• **PROBLEM DETAILS**: Find the string "garis" and gather every line that holds it.

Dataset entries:
**********

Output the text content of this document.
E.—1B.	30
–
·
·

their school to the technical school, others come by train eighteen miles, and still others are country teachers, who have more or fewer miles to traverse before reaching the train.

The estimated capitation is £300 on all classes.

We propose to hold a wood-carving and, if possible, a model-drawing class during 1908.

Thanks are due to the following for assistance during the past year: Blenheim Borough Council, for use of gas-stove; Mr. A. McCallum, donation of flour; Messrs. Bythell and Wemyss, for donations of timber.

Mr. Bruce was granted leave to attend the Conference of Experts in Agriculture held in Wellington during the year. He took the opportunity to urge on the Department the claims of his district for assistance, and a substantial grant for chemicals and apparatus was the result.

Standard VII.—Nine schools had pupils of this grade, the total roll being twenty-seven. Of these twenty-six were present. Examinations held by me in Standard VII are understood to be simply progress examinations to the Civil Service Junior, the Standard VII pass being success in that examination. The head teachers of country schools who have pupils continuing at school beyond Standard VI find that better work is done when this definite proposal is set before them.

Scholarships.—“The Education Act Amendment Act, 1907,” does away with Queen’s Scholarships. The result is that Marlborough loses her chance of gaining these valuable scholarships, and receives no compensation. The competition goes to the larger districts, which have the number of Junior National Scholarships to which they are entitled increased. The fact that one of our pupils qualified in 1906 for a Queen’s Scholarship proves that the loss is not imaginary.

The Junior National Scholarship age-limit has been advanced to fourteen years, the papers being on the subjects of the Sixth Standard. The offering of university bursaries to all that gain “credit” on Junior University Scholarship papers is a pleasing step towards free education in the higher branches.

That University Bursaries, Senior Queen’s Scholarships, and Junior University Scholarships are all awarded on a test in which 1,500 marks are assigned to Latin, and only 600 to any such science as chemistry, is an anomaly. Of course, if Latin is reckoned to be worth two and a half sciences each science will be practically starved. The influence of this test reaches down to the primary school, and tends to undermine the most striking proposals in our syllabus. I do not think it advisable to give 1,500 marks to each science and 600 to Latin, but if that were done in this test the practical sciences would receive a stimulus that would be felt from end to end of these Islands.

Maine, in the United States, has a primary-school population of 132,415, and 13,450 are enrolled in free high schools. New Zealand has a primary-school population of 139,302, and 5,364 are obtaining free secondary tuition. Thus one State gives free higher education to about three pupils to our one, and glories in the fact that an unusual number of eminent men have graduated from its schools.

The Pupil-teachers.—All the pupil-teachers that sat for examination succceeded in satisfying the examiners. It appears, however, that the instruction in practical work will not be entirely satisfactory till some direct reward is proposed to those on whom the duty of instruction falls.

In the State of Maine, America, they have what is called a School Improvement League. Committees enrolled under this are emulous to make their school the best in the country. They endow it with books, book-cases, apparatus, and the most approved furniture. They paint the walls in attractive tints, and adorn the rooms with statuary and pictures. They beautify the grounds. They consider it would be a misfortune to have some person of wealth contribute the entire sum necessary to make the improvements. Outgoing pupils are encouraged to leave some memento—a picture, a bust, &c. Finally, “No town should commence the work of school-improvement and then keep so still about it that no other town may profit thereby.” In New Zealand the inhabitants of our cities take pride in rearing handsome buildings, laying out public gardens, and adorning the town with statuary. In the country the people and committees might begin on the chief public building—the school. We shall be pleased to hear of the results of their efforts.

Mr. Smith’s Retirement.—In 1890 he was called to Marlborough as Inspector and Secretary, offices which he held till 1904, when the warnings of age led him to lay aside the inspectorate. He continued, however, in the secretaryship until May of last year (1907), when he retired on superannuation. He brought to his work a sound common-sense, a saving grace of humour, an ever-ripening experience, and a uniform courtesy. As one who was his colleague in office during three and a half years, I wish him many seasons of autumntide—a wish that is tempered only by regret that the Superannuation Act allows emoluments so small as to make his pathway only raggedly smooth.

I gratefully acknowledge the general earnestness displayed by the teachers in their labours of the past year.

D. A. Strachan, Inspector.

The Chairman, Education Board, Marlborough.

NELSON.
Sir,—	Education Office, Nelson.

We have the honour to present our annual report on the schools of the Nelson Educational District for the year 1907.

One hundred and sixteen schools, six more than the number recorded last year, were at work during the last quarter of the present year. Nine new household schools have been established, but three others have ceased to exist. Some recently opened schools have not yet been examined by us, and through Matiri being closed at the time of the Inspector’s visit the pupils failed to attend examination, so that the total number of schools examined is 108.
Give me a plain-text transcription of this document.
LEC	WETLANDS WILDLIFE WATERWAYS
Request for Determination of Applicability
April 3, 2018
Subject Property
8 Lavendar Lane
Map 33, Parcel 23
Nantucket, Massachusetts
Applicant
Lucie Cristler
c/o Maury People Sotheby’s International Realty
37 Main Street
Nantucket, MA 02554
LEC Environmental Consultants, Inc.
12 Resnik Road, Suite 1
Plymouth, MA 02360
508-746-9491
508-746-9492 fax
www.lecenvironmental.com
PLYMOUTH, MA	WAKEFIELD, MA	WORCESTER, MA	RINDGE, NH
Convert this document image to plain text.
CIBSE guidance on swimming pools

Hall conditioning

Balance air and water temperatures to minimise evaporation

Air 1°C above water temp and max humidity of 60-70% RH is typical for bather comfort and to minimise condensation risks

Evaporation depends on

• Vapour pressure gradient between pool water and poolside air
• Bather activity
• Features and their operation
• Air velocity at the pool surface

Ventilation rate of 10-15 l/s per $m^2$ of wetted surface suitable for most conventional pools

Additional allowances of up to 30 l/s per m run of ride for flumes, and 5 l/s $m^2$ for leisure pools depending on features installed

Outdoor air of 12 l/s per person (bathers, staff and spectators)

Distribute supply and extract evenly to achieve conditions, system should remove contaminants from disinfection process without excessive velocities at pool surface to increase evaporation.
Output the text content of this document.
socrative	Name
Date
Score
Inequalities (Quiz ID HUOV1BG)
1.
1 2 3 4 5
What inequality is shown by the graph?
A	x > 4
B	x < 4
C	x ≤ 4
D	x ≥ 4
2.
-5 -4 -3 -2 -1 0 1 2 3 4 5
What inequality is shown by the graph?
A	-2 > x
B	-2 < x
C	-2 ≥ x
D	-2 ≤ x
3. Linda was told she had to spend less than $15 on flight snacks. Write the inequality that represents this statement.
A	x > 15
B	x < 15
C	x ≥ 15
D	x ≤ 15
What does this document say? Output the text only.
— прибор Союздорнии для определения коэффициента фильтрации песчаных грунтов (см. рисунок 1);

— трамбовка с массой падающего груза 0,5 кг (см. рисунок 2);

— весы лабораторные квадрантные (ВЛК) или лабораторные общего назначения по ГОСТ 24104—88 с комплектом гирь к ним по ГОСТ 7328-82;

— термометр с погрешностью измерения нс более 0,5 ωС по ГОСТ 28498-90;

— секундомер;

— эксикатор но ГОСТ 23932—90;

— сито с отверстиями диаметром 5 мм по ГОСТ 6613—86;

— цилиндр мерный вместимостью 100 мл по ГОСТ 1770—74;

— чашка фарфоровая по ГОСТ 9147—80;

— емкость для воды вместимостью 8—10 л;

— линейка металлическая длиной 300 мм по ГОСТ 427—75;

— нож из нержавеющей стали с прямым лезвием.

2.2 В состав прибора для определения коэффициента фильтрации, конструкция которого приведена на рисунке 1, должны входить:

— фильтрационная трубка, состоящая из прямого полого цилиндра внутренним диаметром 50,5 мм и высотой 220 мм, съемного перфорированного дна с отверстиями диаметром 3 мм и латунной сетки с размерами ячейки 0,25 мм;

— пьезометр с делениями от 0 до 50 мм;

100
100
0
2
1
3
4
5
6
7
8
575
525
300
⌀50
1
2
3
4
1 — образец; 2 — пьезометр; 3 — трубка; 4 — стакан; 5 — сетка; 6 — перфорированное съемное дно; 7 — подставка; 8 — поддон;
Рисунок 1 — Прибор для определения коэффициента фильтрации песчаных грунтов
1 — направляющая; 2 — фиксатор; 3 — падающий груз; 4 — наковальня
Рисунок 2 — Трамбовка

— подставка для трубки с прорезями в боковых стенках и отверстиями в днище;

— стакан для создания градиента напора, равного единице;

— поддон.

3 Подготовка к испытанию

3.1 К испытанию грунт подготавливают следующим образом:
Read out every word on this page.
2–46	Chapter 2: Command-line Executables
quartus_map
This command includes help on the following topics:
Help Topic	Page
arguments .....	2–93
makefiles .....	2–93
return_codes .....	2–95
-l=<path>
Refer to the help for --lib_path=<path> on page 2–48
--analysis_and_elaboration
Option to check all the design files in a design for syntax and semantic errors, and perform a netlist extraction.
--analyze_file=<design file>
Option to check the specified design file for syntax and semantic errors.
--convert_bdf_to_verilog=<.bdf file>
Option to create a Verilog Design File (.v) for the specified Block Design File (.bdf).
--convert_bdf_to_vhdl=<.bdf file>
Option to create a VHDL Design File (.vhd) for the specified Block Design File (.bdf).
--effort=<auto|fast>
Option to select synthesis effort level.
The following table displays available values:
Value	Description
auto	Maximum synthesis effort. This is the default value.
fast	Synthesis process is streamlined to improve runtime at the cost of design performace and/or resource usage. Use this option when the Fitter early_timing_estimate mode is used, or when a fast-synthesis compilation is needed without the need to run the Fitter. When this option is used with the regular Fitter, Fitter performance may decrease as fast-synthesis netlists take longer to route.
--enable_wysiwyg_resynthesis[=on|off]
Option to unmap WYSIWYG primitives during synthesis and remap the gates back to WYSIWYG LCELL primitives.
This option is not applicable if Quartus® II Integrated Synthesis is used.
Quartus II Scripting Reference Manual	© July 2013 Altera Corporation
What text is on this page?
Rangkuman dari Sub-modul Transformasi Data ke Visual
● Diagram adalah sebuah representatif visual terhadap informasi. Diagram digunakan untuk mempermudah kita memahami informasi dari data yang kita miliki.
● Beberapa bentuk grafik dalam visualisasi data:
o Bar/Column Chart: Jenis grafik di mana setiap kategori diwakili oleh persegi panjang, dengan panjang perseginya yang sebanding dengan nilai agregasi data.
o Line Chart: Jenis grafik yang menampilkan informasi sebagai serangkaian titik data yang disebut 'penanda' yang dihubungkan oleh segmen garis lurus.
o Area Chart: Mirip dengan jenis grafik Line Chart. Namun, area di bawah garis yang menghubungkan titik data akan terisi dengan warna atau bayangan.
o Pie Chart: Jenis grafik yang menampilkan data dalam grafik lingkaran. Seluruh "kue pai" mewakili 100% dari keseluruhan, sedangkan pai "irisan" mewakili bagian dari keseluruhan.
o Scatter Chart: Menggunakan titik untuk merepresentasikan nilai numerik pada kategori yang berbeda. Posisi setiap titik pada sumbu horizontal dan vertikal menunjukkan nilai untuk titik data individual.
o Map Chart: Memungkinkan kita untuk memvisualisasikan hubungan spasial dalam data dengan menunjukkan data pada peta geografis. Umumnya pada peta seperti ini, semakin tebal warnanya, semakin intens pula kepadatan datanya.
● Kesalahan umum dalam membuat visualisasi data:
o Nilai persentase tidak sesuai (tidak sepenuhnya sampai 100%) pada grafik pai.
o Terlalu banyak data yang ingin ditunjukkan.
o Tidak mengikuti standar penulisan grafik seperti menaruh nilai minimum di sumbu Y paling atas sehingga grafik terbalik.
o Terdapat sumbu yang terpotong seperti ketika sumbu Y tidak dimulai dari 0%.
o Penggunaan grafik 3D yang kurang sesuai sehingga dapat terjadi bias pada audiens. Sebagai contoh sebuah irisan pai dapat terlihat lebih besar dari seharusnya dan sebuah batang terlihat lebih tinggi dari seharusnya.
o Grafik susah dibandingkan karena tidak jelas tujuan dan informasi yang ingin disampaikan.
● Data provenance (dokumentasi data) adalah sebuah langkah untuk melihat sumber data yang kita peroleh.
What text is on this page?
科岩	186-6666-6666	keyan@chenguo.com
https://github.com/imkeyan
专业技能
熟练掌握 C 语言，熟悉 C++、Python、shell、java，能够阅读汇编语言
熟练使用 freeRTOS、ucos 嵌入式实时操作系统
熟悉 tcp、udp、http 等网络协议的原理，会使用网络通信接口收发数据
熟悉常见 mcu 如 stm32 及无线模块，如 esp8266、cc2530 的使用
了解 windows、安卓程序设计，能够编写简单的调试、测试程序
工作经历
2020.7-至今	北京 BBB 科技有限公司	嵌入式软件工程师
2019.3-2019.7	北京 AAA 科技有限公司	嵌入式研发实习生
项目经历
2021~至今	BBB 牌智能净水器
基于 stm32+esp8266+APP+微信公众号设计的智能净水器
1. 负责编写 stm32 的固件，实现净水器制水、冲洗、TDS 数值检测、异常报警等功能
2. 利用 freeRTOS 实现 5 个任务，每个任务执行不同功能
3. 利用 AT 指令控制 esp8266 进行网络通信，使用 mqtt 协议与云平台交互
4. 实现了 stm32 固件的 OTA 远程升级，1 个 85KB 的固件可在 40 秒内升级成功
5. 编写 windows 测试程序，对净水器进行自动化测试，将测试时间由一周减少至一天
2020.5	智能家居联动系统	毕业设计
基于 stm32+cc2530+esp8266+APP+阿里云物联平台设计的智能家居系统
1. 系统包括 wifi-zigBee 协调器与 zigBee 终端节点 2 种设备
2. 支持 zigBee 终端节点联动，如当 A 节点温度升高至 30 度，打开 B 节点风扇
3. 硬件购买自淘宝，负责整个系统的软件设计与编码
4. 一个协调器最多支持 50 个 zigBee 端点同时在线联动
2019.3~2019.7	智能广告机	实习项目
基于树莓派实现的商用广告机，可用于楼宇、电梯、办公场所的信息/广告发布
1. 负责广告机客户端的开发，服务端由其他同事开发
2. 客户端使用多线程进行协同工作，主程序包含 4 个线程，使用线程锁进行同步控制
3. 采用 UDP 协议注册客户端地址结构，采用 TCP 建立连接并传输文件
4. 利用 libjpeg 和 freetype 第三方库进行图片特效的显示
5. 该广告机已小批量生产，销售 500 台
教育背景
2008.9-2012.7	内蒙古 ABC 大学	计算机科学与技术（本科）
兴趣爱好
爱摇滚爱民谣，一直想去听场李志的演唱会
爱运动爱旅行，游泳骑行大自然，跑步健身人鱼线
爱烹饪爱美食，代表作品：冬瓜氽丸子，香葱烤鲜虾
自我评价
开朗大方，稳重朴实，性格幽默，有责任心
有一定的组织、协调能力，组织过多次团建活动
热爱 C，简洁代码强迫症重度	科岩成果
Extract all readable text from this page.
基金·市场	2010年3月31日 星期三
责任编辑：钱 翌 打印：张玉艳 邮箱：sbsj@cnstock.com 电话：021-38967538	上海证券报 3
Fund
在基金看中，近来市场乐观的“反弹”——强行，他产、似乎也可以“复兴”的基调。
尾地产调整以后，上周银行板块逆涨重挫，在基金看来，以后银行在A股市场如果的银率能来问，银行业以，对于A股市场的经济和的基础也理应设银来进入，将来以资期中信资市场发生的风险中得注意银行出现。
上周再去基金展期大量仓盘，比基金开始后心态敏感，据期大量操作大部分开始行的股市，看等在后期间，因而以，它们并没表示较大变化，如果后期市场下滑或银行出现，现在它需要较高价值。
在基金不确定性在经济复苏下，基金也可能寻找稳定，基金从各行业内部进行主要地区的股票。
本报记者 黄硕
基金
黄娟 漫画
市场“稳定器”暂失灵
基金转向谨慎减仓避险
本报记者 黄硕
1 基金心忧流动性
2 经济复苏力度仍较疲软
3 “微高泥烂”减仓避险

**********

• **TASK SOLUTION**:
o Line Chart: Jenis grafik yang menampilkan informasi sebagai serangkaian titik data yang disebut 'penanda' yang dihubungkan oleh segmen garis lurus.
o Area Chart: Mirip dengan jenis grafik Line Chart. Namun, area di bawah garis yang menghubungkan titik data akan terisi dengan warna atau bayangan.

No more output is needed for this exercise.